■ **Given task**:
Where the data below has the string "Earnings", return the whole line.

■ **Material provided**:
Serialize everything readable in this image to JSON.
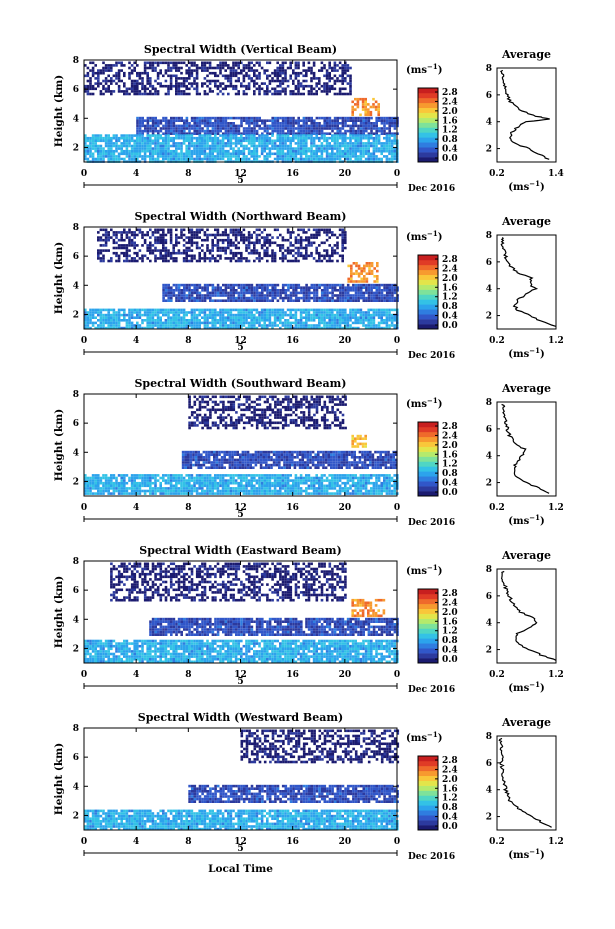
{
  "colormap": [
    "#1b1b70",
    "#2c3a9e",
    "#3157c9",
    "#2f7de0",
    "#2ca3ec",
    "#33c2e6",
    "#4fd6c4",
    "#7ee29a",
    "#b5ea6c",
    "#e3e54a",
    "#f9c73a",
    "#f79a2f",
    "#ef6a2b",
    "#e03b26",
    "#c81f1f"
  ],
  "panels": [
    {
      "title": "Spectral Width (Vertical Beam)",
      "profile_xticks": [
        "0.2",
        "1.4"
      ],
      "profile_xrange": [
        0.2,
        1.4
      ],
      "cbar_ticks": [
        "2.8",
        "2.4",
        "2.0",
        "1.6",
        "1.2",
        "0.8",
        "0.4",
        "0.0"
      ]
    },
    {
      "title": "Spectral Width (Northward Beam)",
      "profile_xticks": [
        "0.2",
        "1.2"
      ],
      "profile_xrange": [
        0.2,
        1.2
      ],
      "cbar_ticks": [
        "2.8",
        "2.4",
        "2.0",
        "1.6",
        "1.2",
        "0.8",
        "0.4",
        "0.0"
      ]
    },
    {
      "title": "Spectral Width (Southward Beam)",
      "profile_xticks": [
        "0.2",
        "1.2"
      ],
      "profile_xrange": [
        0.2,
        1.2
      ],
      "cbar_ticks": [
        "2.8",
        "2.4",
        "2.0",
        "1.6",
        "1.2",
        "0.8",
        "0.4",
        "0.0"
      ]
    },
    {
      "title": "Spectral Width (Eastward Beam)",
      "profile_xticks": [
        "0.2",
        "1.2"
      ],
      "profile_xrange": [
        0.2,
        1.2
      ],
      "cbar_ticks": [
        "2.8",
        "2.4",
        "2.0",
        "1.6",
        "1.2",
        "0.8",
        "0.4",
        "0.0"
      ]
    },
    {
      "title": "Spectral Width (Westward Beam)",
      "profile_xticks": [
        "0.2",
        "1.2"
      ],
      "profile_xrange": [
        0.2,
        1.2
      ],
      "cbar_ticks": [
        "2.8",
        "2.4",
        "2.0",
        "1.6",
        "1.2",
        "0.8",
        "0.4",
        "0.0"
      ]
    }
  ],
  "common": {
    "ylabel": "Height (km)",
    "yticks": [
      "2",
      "4",
      "6",
      "8"
    ],
    "xticks": [
      "0",
      "4",
      "8",
      "12",
      "16",
      "20",
      "0"
    ],
    "date_marker": "5",
    "date_label": "Dec 2016",
    "cbar_unit": "(ms",
    "cbar_unit_sup": "−1",
    "cbar_unit_close": ")",
    "profile_title": "Average",
    "profile_yticks": [
      "2",
      "4",
      "6",
      "8"
    ],
    "xlabel": "Local Time"
  },
  "chart_data": [
    {
      "type": "heatmap",
      "title": "Spectral Width (Vertical Beam)",
      "xlabel": "Local Time",
      "ylabel": "Height (km)",
      "x_range_hours": [
        0,
        24
      ],
      "ylim": [
        1,
        8
      ],
      "z_unit": "ms-1",
      "zlim": [
        0,
        2.8
      ],
      "regions": [
        {
          "name": "upper layer",
          "x": [
            0,
            20.5
          ],
          "y": [
            5.6,
            7.9
          ],
          "level": 0.1
        },
        {
          "name": "mid layer",
          "x": [
            4,
            24
          ],
          "y": [
            2.9,
            4.1
          ],
          "level": 0.4
        },
        {
          "name": "low layer",
          "x": [
            0,
            24
          ],
          "y": [
            1.1,
            2.9
          ],
          "level": 0.9
        },
        {
          "name": "hot spot",
          "x": [
            20.5,
            22.5
          ],
          "y": [
            4.2,
            5.4
          ],
          "level": 2.2
        }
      ],
      "profile": {
        "title": "Average",
        "xlim": [
          0.2,
          1.4
        ],
        "heights": [
          1.2,
          1.6,
          2,
          2.4,
          2.8,
          3.2,
          3.6,
          4,
          4.2,
          4.4,
          4.8,
          5.2,
          5.6,
          6,
          6.4,
          6.8,
          7.2,
          7.6,
          7.9
        ],
        "values": [
          1.25,
          1.05,
          0.85,
          0.55,
          0.48,
          0.5,
          0.62,
          0.8,
          1.3,
          1.0,
          0.7,
          0.55,
          0.45,
          0.4,
          0.38,
          0.35,
          0.33,
          0.3,
          0.3
        ]
      }
    },
    {
      "type": "heatmap",
      "title": "Spectral Width (Northward Beam)",
      "xlabel": "Local Time",
      "ylabel": "Height (km)",
      "x_range_hours": [
        0,
        24
      ],
      "ylim": [
        1,
        8
      ],
      "z_unit": "ms-1",
      "zlim": [
        0,
        2.8
      ],
      "regions": [
        {
          "name": "upper layer",
          "x": [
            1,
            20
          ],
          "y": [
            5.6,
            7.9
          ],
          "level": 0.1
        },
        {
          "name": "mid layer",
          "x": [
            6,
            24
          ],
          "y": [
            2.9,
            4.1
          ],
          "level": 0.4
        },
        {
          "name": "low layer",
          "x": [
            0,
            24
          ],
          "y": [
            1.1,
            2.4
          ],
          "level": 0.9
        },
        {
          "name": "hot spot",
          "x": [
            20.2,
            22.5
          ],
          "y": [
            4.2,
            5.6
          ],
          "level": 2.2
        }
      ],
      "profile": {
        "title": "Average",
        "xlim": [
          0.2,
          1.2
        ],
        "heights": [
          1.2,
          1.6,
          2,
          2.4,
          2.8,
          3.2,
          3.6,
          4,
          4.4,
          4.8,
          5.2,
          5.6,
          6,
          6.4,
          6.8,
          7.2,
          7.6,
          7.9
        ],
        "values": [
          1.2,
          0.95,
          0.75,
          0.55,
          0.5,
          0.55,
          0.7,
          0.85,
          0.75,
          0.8,
          0.55,
          0.45,
          0.38,
          0.35,
          0.33,
          0.3,
          0.3,
          0.3
        ]
      }
    },
    {
      "type": "heatmap",
      "title": "Spectral Width (Southward Beam)",
      "xlabel": "Local Time",
      "ylabel": "Height (km)",
      "x_range_hours": [
        0,
        24
      ],
      "ylim": [
        1,
        8
      ],
      "z_unit": "ms-1",
      "zlim": [
        0,
        2.8
      ],
      "regions": [
        {
          "name": "upper layer",
          "x": [
            8,
            20
          ],
          "y": [
            5.6,
            7.9
          ],
          "level": 0.1
        },
        {
          "name": "mid layer",
          "x": [
            7.5,
            24
          ],
          "y": [
            2.9,
            4.1
          ],
          "level": 0.4
        },
        {
          "name": "low layer",
          "x": [
            0,
            24
          ],
          "y": [
            1.1,
            2.5
          ],
          "level": 0.9
        },
        {
          "name": "hot spot",
          "x": [
            20.5,
            21.5
          ],
          "y": [
            4.4,
            5.2
          ],
          "level": 2.0
        }
      ],
      "profile": {
        "title": "Average",
        "xlim": [
          0.2,
          1.2
        ],
        "heights": [
          1.2,
          1.6,
          2,
          2.4,
          2.8,
          3.2,
          3.6,
          4,
          4.4,
          4.8,
          5.2,
          5.6,
          6,
          6.4,
          6.8,
          7.2,
          7.6,
          7.9
        ],
        "values": [
          1.1,
          0.9,
          0.7,
          0.55,
          0.5,
          0.5,
          0.55,
          0.6,
          0.7,
          0.55,
          0.45,
          0.4,
          0.38,
          0.35,
          0.33,
          0.3,
          0.3,
          0.3
        ]
      }
    },
    {
      "type": "heatmap",
      "title": "Spectral Width (Eastward Beam)",
      "xlabel": "Local Time",
      "ylabel": "Height (km)",
      "x_range_hours": [
        0,
        24
      ],
      "ylim": [
        1,
        8
      ],
      "z_unit": "ms-1",
      "zlim": [
        0,
        2.8
      ],
      "regions": [
        {
          "name": "upper layer",
          "x": [
            2,
            20
          ],
          "y": [
            5.4,
            7.9
          ],
          "level": 0.1
        },
        {
          "name": "mid layer",
          "x": [
            5,
            24
          ],
          "y": [
            2.9,
            4.1
          ],
          "level": 0.4
        },
        {
          "name": "low layer",
          "x": [
            0,
            24
          ],
          "y": [
            1.1,
            2.6
          ],
          "level": 0.9
        },
        {
          "name": "hot spot",
          "x": [
            20.5,
            23
          ],
          "y": [
            4.2,
            5.4
          ],
          "level": 2.2
        }
      ],
      "profile": {
        "title": "Average",
        "xlim": [
          0.2,
          1.2
        ],
        "heights": [
          1.2,
          1.6,
          2,
          2.4,
          2.8,
          3.2,
          3.6,
          4,
          4.4,
          4.8,
          5.2,
          5.6,
          6,
          6.4,
          6.8,
          7.2,
          7.6,
          7.9
        ],
        "values": [
          1.2,
          0.95,
          0.75,
          0.55,
          0.5,
          0.55,
          0.75,
          0.9,
          0.8,
          0.6,
          0.5,
          0.45,
          0.4,
          0.36,
          0.33,
          0.3,
          0.3,
          0.3
        ]
      }
    },
    {
      "type": "heatmap",
      "title": "Spectral Width (Westward Beam)",
      "xlabel": "Local Time",
      "ylabel": "Height (km)",
      "x_range_hours": [
        0,
        24
      ],
      "ylim": [
        1,
        8
      ],
      "z_unit": "ms-1",
      "zlim": [
        0,
        2.8
      ],
      "regions": [
        {
          "name": "upper layer",
          "x": [
            12,
            24
          ],
          "y": [
            5.6,
            7.9
          ],
          "level": 0.1
        },
        {
          "name": "mid layer",
          "x": [
            8,
            24
          ],
          "y": [
            2.9,
            4.1
          ],
          "level": 0.4
        },
        {
          "name": "low layer",
          "x": [
            0,
            24
          ],
          "y": [
            1.1,
            2.4
          ],
          "level": 0.9
        }
      ],
      "profile": {
        "title": "Average",
        "xlim": [
          0.2,
          1.2
        ],
        "heights": [
          1.2,
          1.6,
          2,
          2.4,
          2.8,
          3.2,
          3.6,
          4,
          4.4,
          4.8,
          5.2,
          5.6,
          6,
          6.4,
          6.8,
          7.2,
          7.6,
          7.9
        ],
        "values": [
          1.1,
          0.95,
          0.8,
          0.65,
          0.5,
          0.42,
          0.38,
          0.35,
          0.33,
          0.3,
          0.3,
          0.29,
          0.28,
          0.28,
          0.27,
          0.27,
          0.26,
          0.26
        ]
      }
    }
  ]
}
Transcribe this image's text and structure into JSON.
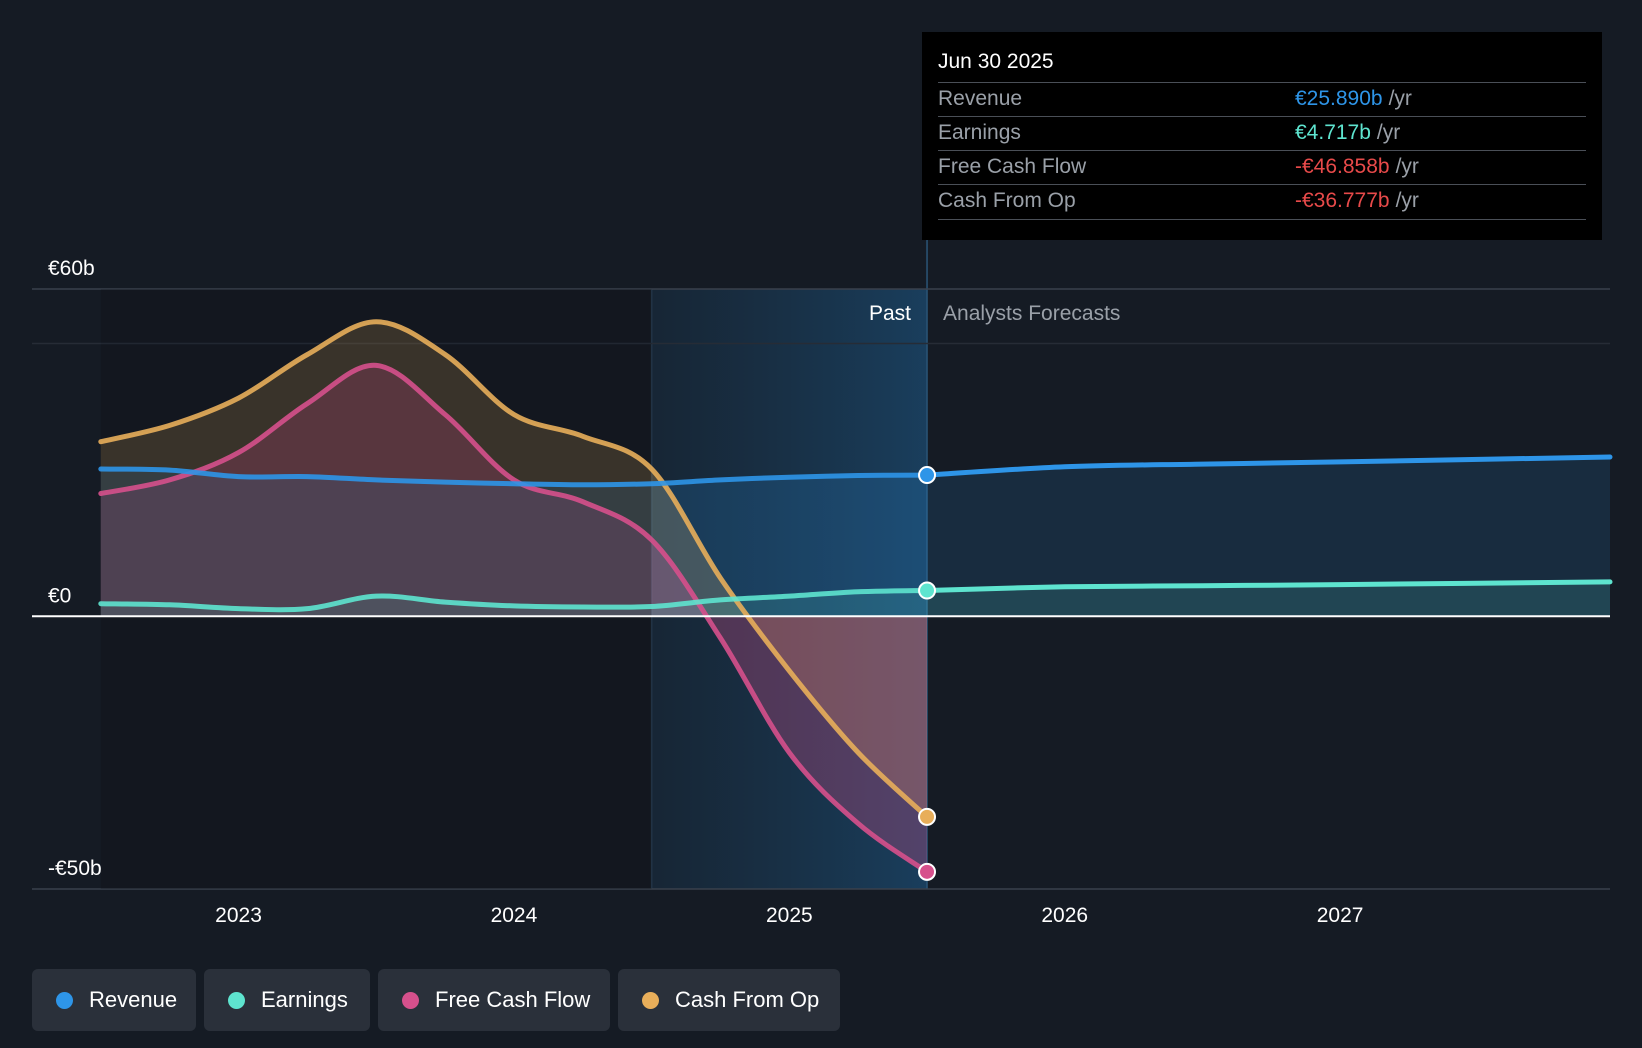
{
  "chart_data": {
    "type": "line",
    "x_ticks": [
      2023,
      2024,
      2025,
      2026,
      2027
    ],
    "y_tick_labels": [
      {
        "value": 60,
        "label": "€60b"
      },
      {
        "value": 0,
        "label": "€0"
      },
      {
        "value": -50,
        "label": "-€50b"
      }
    ],
    "ylim": [
      -50,
      60
    ],
    "xlim": [
      2022.25,
      2027.98
    ],
    "divider_x": 2025.5,
    "past_region_start": 2024.5,
    "past_label": "Past",
    "forecast_label": "Analysts Forecasts",
    "series": [
      {
        "name": "Revenue",
        "color": "#2e95e8",
        "points": [
          [
            2022.5,
            27
          ],
          [
            2022.75,
            26.8
          ],
          [
            2023.0,
            25.6
          ],
          [
            2023.25,
            25.6
          ],
          [
            2023.5,
            25
          ],
          [
            2023.75,
            24.6
          ],
          [
            2024.0,
            24.3
          ],
          [
            2024.25,
            24.1
          ],
          [
            2024.5,
            24.3
          ],
          [
            2024.75,
            25
          ],
          [
            2025.0,
            25.5
          ],
          [
            2025.25,
            25.8
          ],
          [
            2025.5,
            25.89
          ]
        ],
        "forecast": [
          [
            2025.5,
            25.89
          ],
          [
            2026.0,
            27.4
          ],
          [
            2026.5,
            27.9
          ],
          [
            2027.0,
            28.3
          ],
          [
            2027.98,
            29.2
          ]
        ]
      },
      {
        "name": "Earnings",
        "color": "#5ee4cf",
        "points": [
          [
            2022.5,
            2.3
          ],
          [
            2022.75,
            2.1
          ],
          [
            2023.0,
            1.4
          ],
          [
            2023.25,
            1.4
          ],
          [
            2023.5,
            3.7
          ],
          [
            2023.75,
            2.6
          ],
          [
            2024.0,
            1.9
          ],
          [
            2024.25,
            1.7
          ],
          [
            2024.5,
            1.8
          ],
          [
            2024.75,
            3
          ],
          [
            2025.0,
            3.7
          ],
          [
            2025.25,
            4.5
          ],
          [
            2025.5,
            4.717
          ]
        ],
        "forecast": [
          [
            2025.5,
            4.717
          ],
          [
            2026.0,
            5.4
          ],
          [
            2026.5,
            5.6
          ],
          [
            2027.0,
            5.8
          ],
          [
            2027.98,
            6.3
          ]
        ]
      },
      {
        "name": "Free Cash Flow",
        "color": "#d6508c",
        "points": [
          [
            2022.5,
            22.5
          ],
          [
            2022.75,
            25
          ],
          [
            2023.0,
            30
          ],
          [
            2023.25,
            39
          ],
          [
            2023.5,
            46
          ],
          [
            2023.75,
            37
          ],
          [
            2024.0,
            25
          ],
          [
            2024.25,
            21
          ],
          [
            2024.5,
            14
          ],
          [
            2024.75,
            -4
          ],
          [
            2025.0,
            -25
          ],
          [
            2025.25,
            -38
          ],
          [
            2025.5,
            -46.858
          ]
        ],
        "forecast": []
      },
      {
        "name": "Cash From Op",
        "color": "#e8ae5a",
        "points": [
          [
            2022.5,
            32
          ],
          [
            2022.75,
            35
          ],
          [
            2023.0,
            40
          ],
          [
            2023.25,
            48
          ],
          [
            2023.5,
            54
          ],
          [
            2023.75,
            48
          ],
          [
            2024.0,
            37
          ],
          [
            2024.25,
            33
          ],
          [
            2024.5,
            27
          ],
          [
            2024.75,
            7
          ],
          [
            2025.0,
            -10
          ],
          [
            2025.25,
            -25
          ],
          [
            2025.5,
            -36.777
          ]
        ],
        "forecast": []
      }
    ]
  },
  "tooltip": {
    "date": "Jun 30 2025",
    "rows": [
      {
        "label": "Revenue",
        "value": "€25.890b",
        "unit": "/yr",
        "color": "#2e95e8"
      },
      {
        "label": "Earnings",
        "value": "€4.717b",
        "unit": "/yr",
        "color": "#5ee4cf"
      },
      {
        "label": "Free Cash Flow",
        "value": "-€46.858b",
        "unit": "/yr",
        "color": "#e84a4a"
      },
      {
        "label": "Cash From Op",
        "value": "-€36.777b",
        "unit": "/yr",
        "color": "#e84a4a"
      }
    ]
  },
  "legend": [
    {
      "label": "Revenue",
      "color": "#2e95e8"
    },
    {
      "label": "Earnings",
      "color": "#5ee4cf"
    },
    {
      "label": "Free Cash Flow",
      "color": "#d6508c"
    },
    {
      "label": "Cash From Op",
      "color": "#e8ae5a"
    }
  ]
}
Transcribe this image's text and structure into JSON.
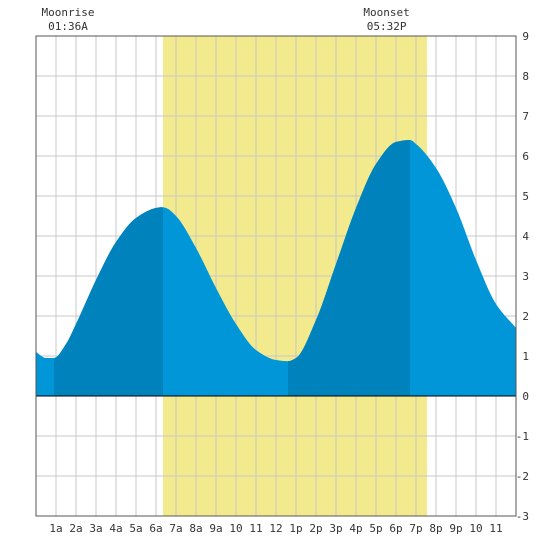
{
  "chart_data": {
    "type": "area",
    "title": "",
    "xlabel": "",
    "ylabel": "",
    "xlim": [
      0,
      24
    ],
    "ylim": [
      -3,
      9
    ],
    "grid": true,
    "x_ticks": [
      {
        "x": 1,
        "label": "1a"
      },
      {
        "x": 2,
        "label": "2a"
      },
      {
        "x": 3,
        "label": "3a"
      },
      {
        "x": 4,
        "label": "4a"
      },
      {
        "x": 5,
        "label": "5a"
      },
      {
        "x": 6,
        "label": "6a"
      },
      {
        "x": 7,
        "label": "7a"
      },
      {
        "x": 8,
        "label": "8a"
      },
      {
        "x": 9,
        "label": "9a"
      },
      {
        "x": 10,
        "label": "10"
      },
      {
        "x": 11,
        "label": "11"
      },
      {
        "x": 12,
        "label": "12"
      },
      {
        "x": 13,
        "label": "1p"
      },
      {
        "x": 14,
        "label": "2p"
      },
      {
        "x": 15,
        "label": "3p"
      },
      {
        "x": 16,
        "label": "4p"
      },
      {
        "x": 17,
        "label": "5p"
      },
      {
        "x": 18,
        "label": "6p"
      },
      {
        "x": 19,
        "label": "7p"
      },
      {
        "x": 20,
        "label": "8p"
      },
      {
        "x": 21,
        "label": "9p"
      },
      {
        "x": 22,
        "label": "10"
      },
      {
        "x": 23,
        "label": "11"
      }
    ],
    "y_ticks": [
      -3,
      -2,
      -1,
      0,
      1,
      2,
      3,
      4,
      5,
      6,
      7,
      8,
      9
    ],
    "series": [
      {
        "x": [
          0,
          0.5,
          0.9,
          1.5,
          2,
          3,
          4,
          5,
          6,
          6.3,
          6.5,
          7,
          8,
          9,
          10,
          11,
          12,
          12.6,
          13,
          14,
          15,
          16,
          17,
          18,
          18.7,
          19,
          20,
          21,
          22,
          23,
          24
        ],
        "values": [
          1.1,
          0.95,
          0.95,
          1.3,
          1.8,
          2.9,
          3.85,
          4.45,
          4.7,
          4.72,
          4.7,
          4.5,
          3.7,
          2.7,
          1.8,
          1.15,
          0.9,
          0.87,
          0.95,
          1.9,
          3.3,
          4.7,
          5.8,
          6.35,
          6.4,
          6.3,
          5.7,
          4.7,
          3.4,
          2.3,
          1.7
        ]
      }
    ],
    "daylight": {
      "start": 6.35,
      "end": 19.55
    },
    "rising_segments": [
      [
        0.9,
        6.35
      ],
      [
        12.6,
        18.7
      ]
    ],
    "annotations": [
      {
        "label": "Moonrise",
        "time": "01:36A",
        "x": 1.6
      },
      {
        "label": "Moonset",
        "time": "05:32P",
        "x": 17.53
      }
    ],
    "colors": {
      "daylight": "#f2ea8c",
      "tide": "#0096d8",
      "tide_rising": "#0082bd",
      "grid": "#c8c8c8",
      "plot_bg": "#ffffff"
    }
  }
}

■ **Task output**:
        "name": "Earnings",
        "label": "Earnings",
      "label": "Earnings",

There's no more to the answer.